**What needs to be done**
Please retype the records below exactly, leaving out any pictures.

**Task data**

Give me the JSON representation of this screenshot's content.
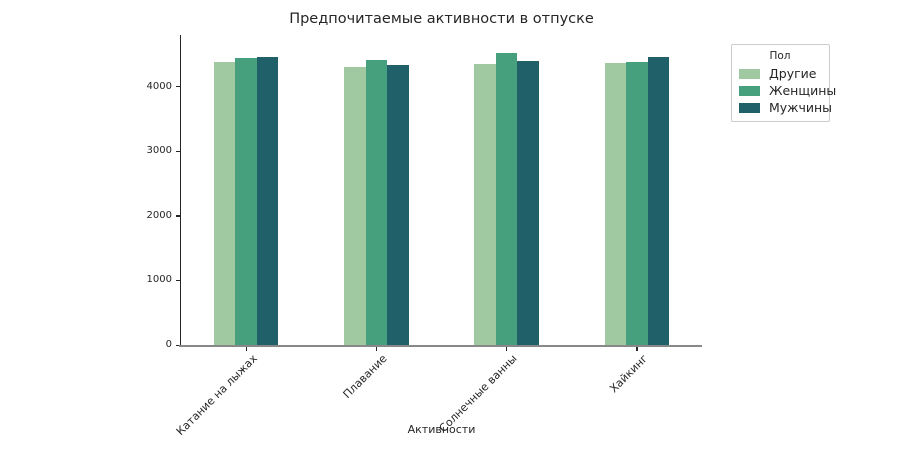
{
  "chart_data": {
    "type": "bar",
    "title": "Предпочитаемые активности в отпуске",
    "xlabel": "Активности",
    "ylabel": "",
    "categories": [
      "Катание на лыжах",
      "Плавание",
      "Солнечные ванны",
      "Хайкинг"
    ],
    "series": [
      {
        "name": "Другие",
        "color": "#a0c8a1",
        "values": [
          4380,
          4300,
          4355,
          4370
        ]
      },
      {
        "name": "Женщины",
        "color": "#46a07e",
        "values": [
          4450,
          4415,
          4520,
          4380
        ]
      },
      {
        "name": "Мужчины",
        "color": "#206069",
        "values": [
          4460,
          4330,
          4405,
          4455
        ]
      }
    ],
    "legend": {
      "title": "Пол",
      "position": "outside-upper-right"
    },
    "ylim": [
      0,
      4800
    ],
    "yticks": [
      0,
      1000,
      2000,
      3000,
      4000
    ],
    "grid": false
  },
  "colors": {
    "text": "#262626",
    "spine_left": "#262626",
    "spine_bottom": "#888888",
    "legend_border": "#cccccc",
    "background": "#ffffff"
  }
}
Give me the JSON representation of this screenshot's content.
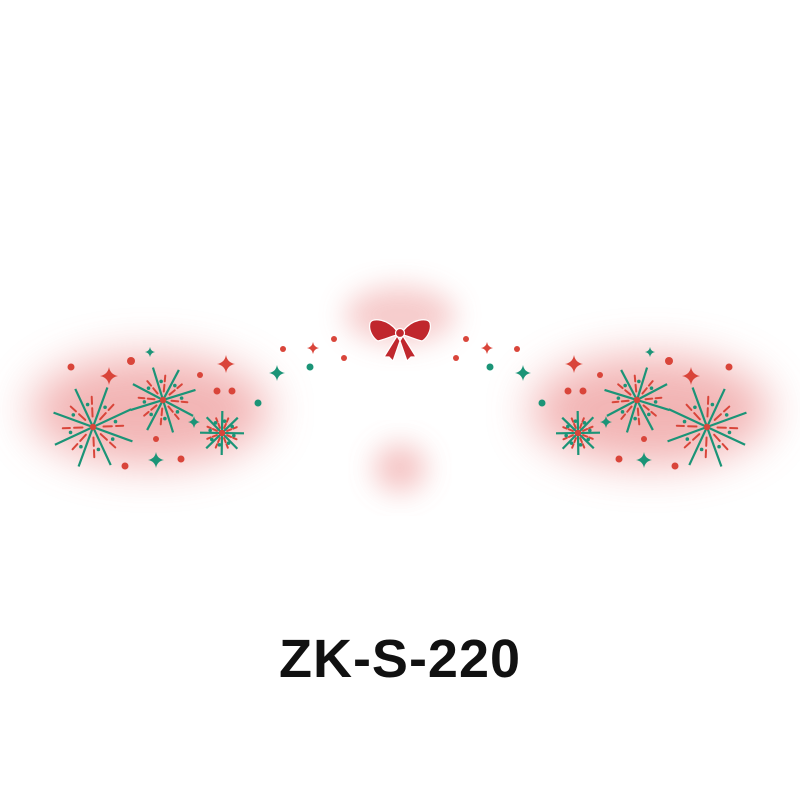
{
  "product": {
    "code": "ZK-S-220"
  },
  "colors": {
    "red": "#d9453a",
    "green": "#1b9477",
    "bow": "#c0272d",
    "blush": "#ee9b9b"
  },
  "icons": [
    "firework-icon",
    "sparkle-icon",
    "bow-icon",
    "dot-icon"
  ]
}
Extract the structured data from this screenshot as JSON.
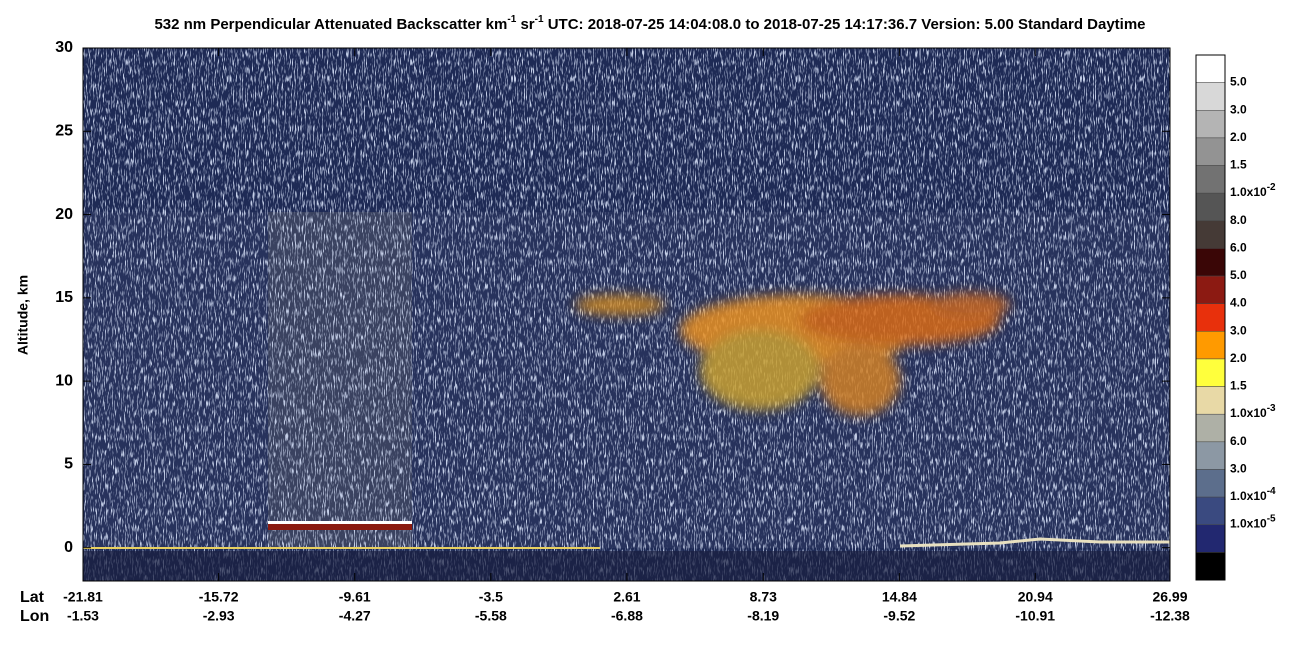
{
  "chart_data": {
    "type": "heatmap",
    "title_parts": [
      {
        "text": "532 nm Perpendicular Attenuated Backscatter km"
      },
      {
        "sup": "-1"
      },
      {
        "text": " sr"
      },
      {
        "sup": "-1"
      },
      {
        "text": "  UTC: 2018-07-25 14:04:08.0 to 2018-07-25 14:17:36.7  Version: 5.00 Standard Daytime"
      }
    ],
    "y_label": "Altitude, km",
    "ylim": [
      -2,
      30
    ],
    "yticks": [
      0,
      5,
      10,
      15,
      20,
      25,
      30
    ],
    "x_row_labels": [
      "Lat",
      "Lon"
    ],
    "xlim": [
      -21.81,
      26.99
    ],
    "lat": [
      -21.81,
      -15.72,
      -9.61,
      -3.5,
      2.61,
      8.73,
      14.84,
      20.94,
      26.99
    ],
    "lon": [
      -1.53,
      -2.93,
      -4.27,
      -5.58,
      -6.88,
      -8.19,
      -9.52,
      -10.91,
      -12.38
    ],
    "colorbar": {
      "labels": [
        {
          "text": "5.0"
        },
        {
          "text": "3.0"
        },
        {
          "text": "2.0"
        },
        {
          "text": "1.5"
        },
        {
          "text": "1.0x10",
          "sup": "-2"
        },
        {
          "text": "8.0"
        },
        {
          "text": "6.0"
        },
        {
          "text": "5.0"
        },
        {
          "text": "4.0"
        },
        {
          "text": "3.0"
        },
        {
          "text": "2.0"
        },
        {
          "text": "1.5"
        },
        {
          "text": "1.0x10",
          "sup": "-3"
        },
        {
          "text": "6.0"
        },
        {
          "text": "3.0"
        },
        {
          "text": "1.0x10",
          "sup": "-4"
        },
        {
          "text": "1.0x10",
          "sup": "-5"
        }
      ],
      "colors": [
        "#ffffff",
        "#d8d8d8",
        "#b4b4b4",
        "#939393",
        "#727272",
        "#555555",
        "#453a36",
        "#3a0606",
        "#8c1a12",
        "#e8300c",
        "#ff9a00",
        "#ffff3c",
        "#e8d9a6",
        "#aeb0a6",
        "#8c98a4",
        "#5c6e8c",
        "#3a4a80",
        "#222870",
        "#000000"
      ]
    }
  }
}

**Result of the task**
Give me the JSON representation of this screenshot's content.
{
  "chart_data": {
    "type": "bar",
    "title": "Предпочитаемые активности в отпуске",
    "xlabel": "Активности",
    "ylabel": "",
    "categories": [
      "Катание на лыжах",
      "Плавание",
      "Солнечные ванны",
      "Хайкинг"
    ],
    "series": [
      {
        "name": "Другие",
        "color": "#a0c8a1",
        "values": [
          4380,
          4300,
          4355,
          4370
        ]
      },
      {
        "name": "Женщины",
        "color": "#46a07e",
        "values": [
          4450,
          4415,
          4520,
          4380
        ]
      },
      {
        "name": "Мужчины",
        "color": "#206069",
        "values": [
          4460,
          4330,
          4405,
          4455
        ]
      }
    ],
    "legend": {
      "title": "Пол",
      "position": "outside-upper-right"
    },
    "ylim": [
      0,
      4800
    ],
    "yticks": [
      0,
      1000,
      2000,
      3000,
      4000
    ],
    "grid": false
  },
  "colors": {
    "text": "#262626",
    "spine_left": "#262626",
    "spine_bottom": "#888888",
    "legend_border": "#cccccc",
    "background": "#ffffff"
  }
}
Give me the JSON representation of this screenshot's content.
{
  "product": {
    "code": "ZK-S-220"
  },
  "colors": {
    "red": "#d9453a",
    "green": "#1b9477",
    "bow": "#c0272d",
    "blush": "#ee9b9b"
  },
  "icons": [
    "firework-icon",
    "sparkle-icon",
    "bow-icon",
    "dot-icon"
  ]
}
Extract the structured data from this screenshot as JSON.
{
  "chart_data": {
    "type": "heatmap",
    "title_parts": [
      {
        "text": "532 nm Perpendicular Attenuated Backscatter km"
      },
      {
        "sup": "-1"
      },
      {
        "text": " sr"
      },
      {
        "sup": "-1"
      },
      {
        "text": "  UTC: 2018-07-25 14:04:08.0 to 2018-07-25 14:17:36.7  Version: 5.00 Standard Daytime"
      }
    ],
    "y_label": "Altitude, km",
    "ylim": [
      -2,
      30
    ],
    "yticks": [
      0,
      5,
      10,
      15,
      20,
      25,
      30
    ],
    "x_row_labels": [
      "Lat",
      "Lon"
    ],
    "xlim": [
      -21.81,
      26.99
    ],
    "lat": [
      -21.81,
      -15.72,
      -9.61,
      -3.5,
      2.61,
      8.73,
      14.84,
      20.94,
      26.99
    ],
    "lon": [
      -1.53,
      -2.93,
      -4.27,
      -5.58,
      -6.88,
      -8.19,
      -9.52,
      -10.91,
      -12.38
    ],
    "colorbar": {
      "labels": [
        {
          "text": "5.0"
        },
        {
          "text": "3.0"
        },
        {
          "text": "2.0"
        },
        {
          "text": "1.5"
        },
        {
          "text": "1.0x10",
          "sup": "-2"
        },
        {
          "text": "8.0"
        },
        {
          "text": "6.0"
        },
        {
          "text": "5.0"
        },
        {
          "text": "4.0"
        },
        {
          "text": "3.0"
        },
        {
          "text": "2.0"
        },
        {
          "text": "1.5"
        },
        {
          "text": "1.0x10",
          "sup": "-3"
        },
        {
          "text": "6.0"
        },
        {
          "text": "3.0"
        },
        {
          "text": "1.0x10",
          "sup": "-4"
        },
        {
          "text": "1.0x10",
          "sup": "-5"
        }
      ],
      "colors": [
        "#ffffff",
        "#d8d8d8",
        "#b4b4b4",
        "#939393",
        "#727272",
        "#555555",
        "#453a36",
        "#3a0606",
        "#8c1a12",
        "#e8300c",
        "#ff9a00",
        "#ffff3c",
        "#e8d9a6",
        "#aeb0a6",
        "#8c98a4",
        "#5c6e8c",
        "#3a4a80",
        "#222870",
        "#000000"
      ]
    }
  }
}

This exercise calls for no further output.